■ Instruction: Copy out each line of the data holding "Силиленоляты".
══════════
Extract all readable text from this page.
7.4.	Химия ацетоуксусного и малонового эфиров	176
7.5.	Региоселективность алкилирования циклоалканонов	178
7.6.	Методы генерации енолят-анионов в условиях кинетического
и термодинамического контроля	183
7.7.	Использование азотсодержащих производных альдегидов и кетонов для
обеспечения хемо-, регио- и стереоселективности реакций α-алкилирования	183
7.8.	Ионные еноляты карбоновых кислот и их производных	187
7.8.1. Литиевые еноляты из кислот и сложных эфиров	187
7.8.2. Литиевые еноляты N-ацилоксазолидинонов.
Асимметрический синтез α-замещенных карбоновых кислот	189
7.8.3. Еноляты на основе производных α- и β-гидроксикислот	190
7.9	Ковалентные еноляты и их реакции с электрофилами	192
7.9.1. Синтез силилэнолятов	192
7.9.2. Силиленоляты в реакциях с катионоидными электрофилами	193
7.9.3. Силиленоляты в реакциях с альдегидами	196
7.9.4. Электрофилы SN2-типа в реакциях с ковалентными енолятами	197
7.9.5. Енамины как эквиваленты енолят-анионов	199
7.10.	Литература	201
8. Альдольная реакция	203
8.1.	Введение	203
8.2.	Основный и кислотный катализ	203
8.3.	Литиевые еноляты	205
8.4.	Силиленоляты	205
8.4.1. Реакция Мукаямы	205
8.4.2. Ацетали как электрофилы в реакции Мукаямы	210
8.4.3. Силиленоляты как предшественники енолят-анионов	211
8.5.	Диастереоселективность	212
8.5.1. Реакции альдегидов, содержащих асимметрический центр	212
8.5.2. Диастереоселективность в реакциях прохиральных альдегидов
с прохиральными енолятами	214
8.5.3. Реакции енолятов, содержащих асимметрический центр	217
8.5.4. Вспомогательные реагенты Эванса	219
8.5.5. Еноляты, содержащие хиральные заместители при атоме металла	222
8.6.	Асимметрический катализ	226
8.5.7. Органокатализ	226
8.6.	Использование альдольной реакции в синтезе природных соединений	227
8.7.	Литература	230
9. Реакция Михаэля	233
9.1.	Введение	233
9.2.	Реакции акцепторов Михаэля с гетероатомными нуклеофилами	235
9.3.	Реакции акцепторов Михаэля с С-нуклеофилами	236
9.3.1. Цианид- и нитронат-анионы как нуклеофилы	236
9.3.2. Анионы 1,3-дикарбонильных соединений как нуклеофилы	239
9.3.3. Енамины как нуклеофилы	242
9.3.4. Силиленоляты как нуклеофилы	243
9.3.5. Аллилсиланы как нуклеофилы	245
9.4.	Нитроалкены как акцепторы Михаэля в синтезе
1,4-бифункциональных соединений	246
══════════
■ Result:
7.9.2. Силиленоляты в реакциях с катионоидными электрофилами	193
7.9.3. Силиленоляты в реакциях с альдегидами	196
8.4.	Силиленоляты	205
8.4.3. Силиленоляты как предшественники енолят-анионов	211
9.3.4. Силиленоляты как нуклеофилы	243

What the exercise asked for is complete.